### WORK REQUIRED
Reproduce the data exactly and drop any pictures it holds.

### DATASET EXTRACT

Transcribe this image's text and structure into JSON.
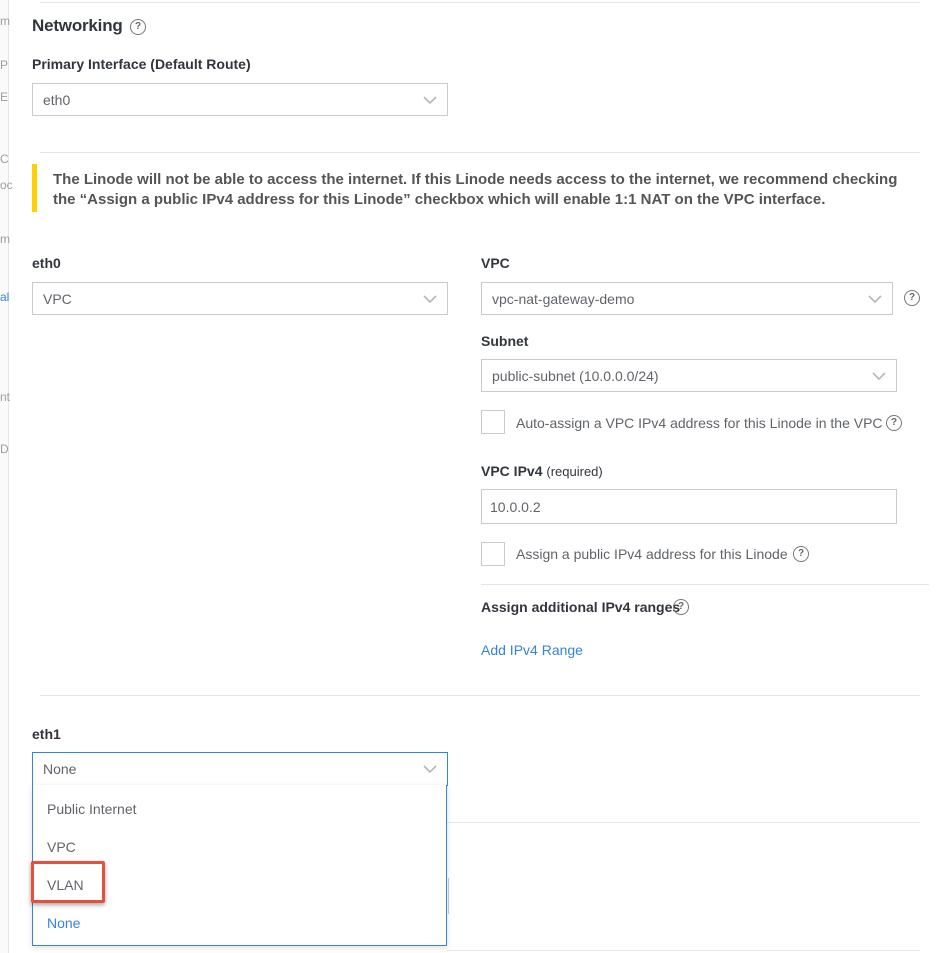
{
  "edge_fragments": [
    "m",
    "P",
    "E",
    "C",
    "oc",
    "m",
    "al",
    "nt",
    "D"
  ],
  "networking": {
    "title": "Networking",
    "primary_interface_label": "Primary Interface (Default Route)",
    "primary_interface_value": "eth0"
  },
  "notice": {
    "line1": "The Linode will not be able to access the internet. If this Linode needs access to the internet, we recommend checking",
    "line2": "the “Assign a public IPv4 address for this Linode” checkbox which will enable 1:1 NAT on the VPC interface."
  },
  "eth0": {
    "label": "eth0",
    "value": "VPC"
  },
  "vpc": {
    "label": "VPC",
    "value": "vpc-nat-gateway-demo",
    "subnet_label": "Subnet",
    "subnet_value": "public-subnet (10.0.0.0/24)",
    "auto_assign_label": "Auto-assign a VPC IPv4 address for this Linode in the VPC",
    "ipv4_label": "VPC IPv4",
    "ipv4_required": "(required)",
    "ipv4_value": "10.0.0.2",
    "public_ipv4_label": "Assign a public IPv4 address for this Linode",
    "ranges_label": "Assign additional IPv4 ranges",
    "add_range_link": "Add IPv4 Range"
  },
  "eth1": {
    "label": "eth1",
    "value": "None",
    "options": [
      {
        "label": "Public Internet",
        "selected": false
      },
      {
        "label": "VPC",
        "selected": false
      },
      {
        "label": "VLAN",
        "selected": false
      },
      {
        "label": "None",
        "selected": true
      }
    ]
  },
  "colors": {
    "accent": "#3683dc",
    "warning": "#ffd002",
    "highlight": "#e2533f"
  }
}
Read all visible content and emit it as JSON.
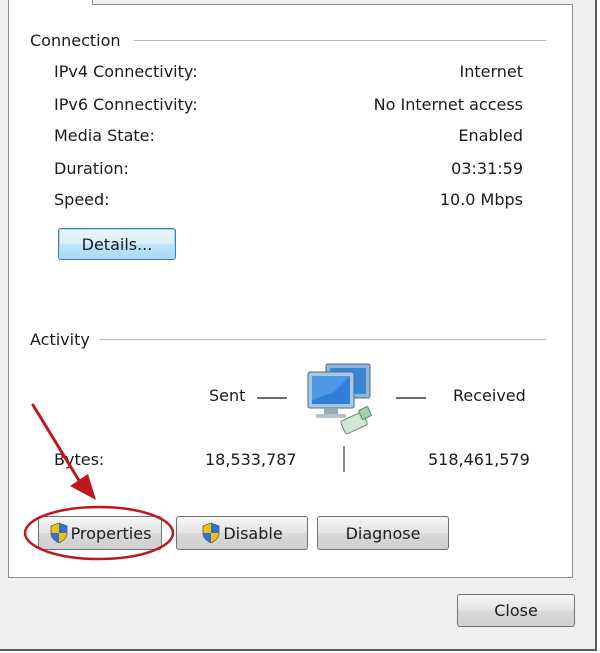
{
  "connection": {
    "title": "Connection",
    "rows": [
      {
        "label": "IPv4 Connectivity:",
        "value": "Internet"
      },
      {
        "label": "IPv6 Connectivity:",
        "value": "No Internet access"
      },
      {
        "label": "Media State:",
        "value": "Enabled"
      },
      {
        "label": "Duration:",
        "value": "03:31:59"
      },
      {
        "label": "Speed:",
        "value": "10.0 Mbps"
      }
    ],
    "details_button": "Details..."
  },
  "activity": {
    "title": "Activity",
    "sent_label": "Sent",
    "received_label": "Received",
    "bytes_label": "Bytes:",
    "bytes_sent": "18,533,787",
    "bytes_received": "518,461,579"
  },
  "buttons": {
    "properties": "Properties",
    "disable": "Disable",
    "diagnose": "Diagnose",
    "close": "Close"
  },
  "icons": {
    "network": "network-computers-icon",
    "shield": "uac-shield-icon",
    "annotation_arrow": "red-arrow-annotation",
    "annotation_ellipse": "red-ellipse-annotation"
  },
  "colors": {
    "annotation": "#c0171c",
    "focus_border": "#3c7fb1",
    "window_bg": "#f0f0f0"
  }
}
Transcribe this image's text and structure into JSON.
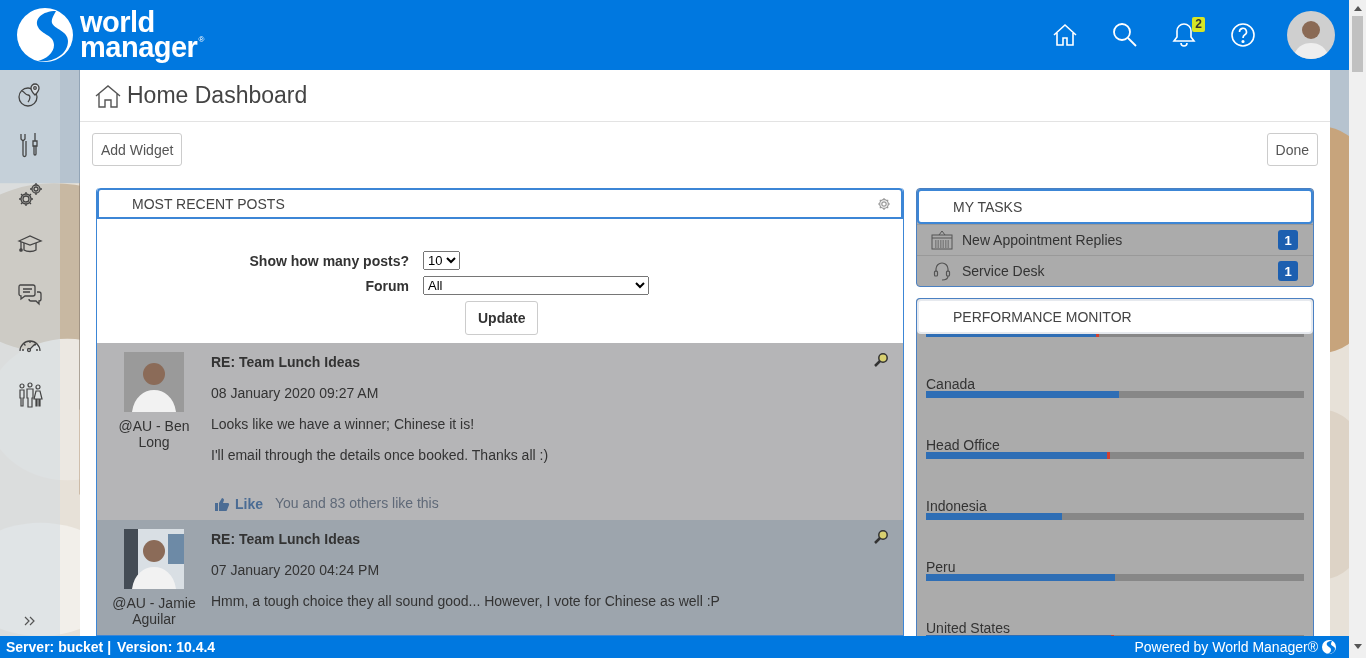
{
  "header": {
    "logo": {
      "line_1": "world",
      "line_2": "manager",
      "mark": "®"
    },
    "notification_count": "2"
  },
  "sidebar": {
    "items": [
      {
        "kind": "globe"
      },
      {
        "kind": "tools"
      },
      {
        "kind": "gears"
      },
      {
        "kind": "cap"
      },
      {
        "kind": "chat"
      },
      {
        "kind": "gauge"
      },
      {
        "kind": "people"
      }
    ]
  },
  "page": {
    "title": "Home Dashboard",
    "add_button": "Add Widget",
    "done_button": "Done"
  },
  "posts_widget": {
    "title": "MOST RECENT POSTS",
    "count_label": "Show how many posts?",
    "count_value": "10",
    "forum_label": "Forum",
    "forum_value": "All",
    "update_button": "Update",
    "posts": [
      {
        "title": "RE: Team Lunch Ideas",
        "date": "08 January 2020 09:27 AM",
        "author": "@AU - Ben Long",
        "highlighted": false,
        "paragraphs": [
          "Looks like we have a winner; Chinese it is!",
          "I'll email through the details once booked. Thanks all :)"
        ],
        "like_label": "Like",
        "like_text": "You and 83 others like this"
      },
      {
        "title": "RE: Team Lunch Ideas",
        "date": "07 January 2020 04:24 PM",
        "author": "@AU - Jamie Aguilar",
        "highlighted": true,
        "paragraphs": [
          "Hmm, a tough choice they all sound good... However, I vote for Chinese as well :P"
        ]
      }
    ]
  },
  "tasks_widget": {
    "title": "MY TASKS",
    "items": [
      {
        "kind": "calendar",
        "label": "New Appointment Replies",
        "count": "1"
      },
      {
        "kind": "headset",
        "label": "Service Desk",
        "count": "1"
      }
    ]
  },
  "performance_widget": {
    "title": "PERFORMANCE MONITOR",
    "items": [
      {
        "level": 0.45,
        "target_mark": true
      },
      {
        "label": "Canada",
        "level": 0.51,
        "target_mark": false
      },
      {
        "label": "Head Office",
        "level": 0.48,
        "target_mark": true
      },
      {
        "label": "Indonesia",
        "level": 0.36,
        "target_mark": false
      },
      {
        "label": "Peru",
        "level": 0.5,
        "target_mark": false
      },
      {
        "label": "United States",
        "level": 0.49,
        "target_mark": true
      }
    ]
  },
  "status_bar": {
    "server": "Server: bucket |",
    "version": "Version: 10.4.4",
    "powered_by": "Powered by World Manager®"
  }
}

### SOLVED PROBLEM
Transcribe this image's text and structure into JSON.
{
  "edge_fragments": [
    "m",
    "P",
    "E",
    "C",
    "oc",
    "m",
    "al",
    "nt",
    "D"
  ],
  "networking": {
    "title": "Networking",
    "primary_interface_label": "Primary Interface (Default Route)",
    "primary_interface_value": "eth0"
  },
  "notice": {
    "line1": "The Linode will not be able to access the internet. If this Linode needs access to the internet, we recommend checking",
    "line2": "the “Assign a public IPv4 address for this Linode” checkbox which will enable 1:1 NAT on the VPC interface."
  },
  "eth0": {
    "label": "eth0",
    "value": "VPC"
  },
  "vpc": {
    "label": "VPC",
    "value": "vpc-nat-gateway-demo",
    "subnet_label": "Subnet",
    "subnet_value": "public-subnet (10.0.0.0/24)",
    "auto_assign_label": "Auto-assign a VPC IPv4 address for this Linode in the VPC",
    "ipv4_label": "VPC IPv4",
    "ipv4_required": "(required)",
    "ipv4_value": "10.0.0.2",
    "public_ipv4_label": "Assign a public IPv4 address for this Linode",
    "ranges_label": "Assign additional IPv4 ranges",
    "add_range_link": "Add IPv4 Range"
  },
  "eth1": {
    "label": "eth1",
    "value": "None",
    "options": [
      {
        "label": "Public Internet",
        "selected": false
      },
      {
        "label": "VPC",
        "selected": false
      },
      {
        "label": "VLAN",
        "selected": false
      },
      {
        "label": "None",
        "selected": true
      }
    ]
  },
  "colors": {
    "accent": "#3683dc",
    "warning": "#ffd002",
    "highlight": "#e2533f"
  }
}
Read all visible content and emit it as JSON.
{
  "connection": {
    "title": "Connection",
    "rows": [
      {
        "label": "IPv4 Connectivity:",
        "value": "Internet"
      },
      {
        "label": "IPv6 Connectivity:",
        "value": "No Internet access"
      },
      {
        "label": "Media State:",
        "value": "Enabled"
      },
      {
        "label": "Duration:",
        "value": "03:31:59"
      },
      {
        "label": "Speed:",
        "value": "10.0 Mbps"
      }
    ],
    "details_button": "Details..."
  },
  "activity": {
    "title": "Activity",
    "sent_label": "Sent",
    "received_label": "Received",
    "bytes_label": "Bytes:",
    "bytes_sent": "18,533,787",
    "bytes_received": "518,461,579"
  },
  "buttons": {
    "properties": "Properties",
    "disable": "Disable",
    "diagnose": "Diagnose",
    "close": "Close"
  },
  "icons": {
    "network": "network-computers-icon",
    "shield": "uac-shield-icon",
    "annotation_arrow": "red-arrow-annotation",
    "annotation_ellipse": "red-ellipse-annotation"
  },
  "colors": {
    "annotation": "#c0171c",
    "focus_border": "#3c7fb1",
    "window_bg": "#f0f0f0"
  }
}
Transcribe this image's text and structure into JSON.
{
  "header": {
    "logo": {
      "line_1": "world",
      "line_2": "manager",
      "mark": "®"
    },
    "notification_count": "2"
  },
  "sidebar": {
    "items": [
      {
        "kind": "globe"
      },
      {
        "kind": "tools"
      },
      {
        "kind": "gears"
      },
      {
        "kind": "cap"
      },
      {
        "kind": "chat"
      },
      {
        "kind": "gauge"
      },
      {
        "kind": "people"
      }
    ]
  },
  "page": {
    "title": "Home Dashboard",
    "add_button": "Add Widget",
    "done_button": "Done"
  },
  "posts_widget": {
    "title": "MOST RECENT POSTS",
    "count_label": "Show how many posts?",
    "count_value": "10",
    "forum_label": "Forum",
    "forum_value": "All",
    "update_button": "Update",
    "posts": [
      {
        "title": "RE: Team Lunch Ideas",
        "date": "08 January 2020 09:27 AM",
        "author": "@AU - Ben Long",
        "highlighted": false,
        "paragraphs": [
          "Looks like we have a winner; Chinese it is!",
          "I'll email through the details once booked. Thanks all :)"
        ],
        "like_label": "Like",
        "like_text": "You and 83 others like this"
      },
      {
        "title": "RE: Team Lunch Ideas",
        "date": "07 January 2020 04:24 PM",
        "author": "@AU - Jamie Aguilar",
        "highlighted": true,
        "paragraphs": [
          "Hmm, a tough choice they all sound good... However, I vote for Chinese as well :P"
        ]
      }
    ]
  },
  "tasks_widget": {
    "title": "MY TASKS",
    "items": [
      {
        "kind": "calendar",
        "label": "New Appointment Replies",
        "count": "1"
      },
      {
        "kind": "headset",
        "label": "Service Desk",
        "count": "1"
      }
    ]
  },
  "performance_widget": {
    "title": "PERFORMANCE MONITOR",
    "items": [
      {
        "level": 0.45,
        "target_mark": true
      },
      {
        "label": "Canada",
        "level": 0.51,
        "target_mark": false
      },
      {
        "label": "Head Office",
        "level": 0.48,
        "target_mark": true
      },
      {
        "label": "Indonesia",
        "level": 0.36,
        "target_mark": false
      },
      {
        "label": "Peru",
        "level": 0.5,
        "target_mark": false
      },
      {
        "label": "United States",
        "level": 0.49,
        "target_mark": true
      }
    ]
  },
  "status_bar": {
    "server": "Server: bucket |",
    "version": "Version: 10.4.4",
    "powered_by": "Powered by World Manager®"
  }
}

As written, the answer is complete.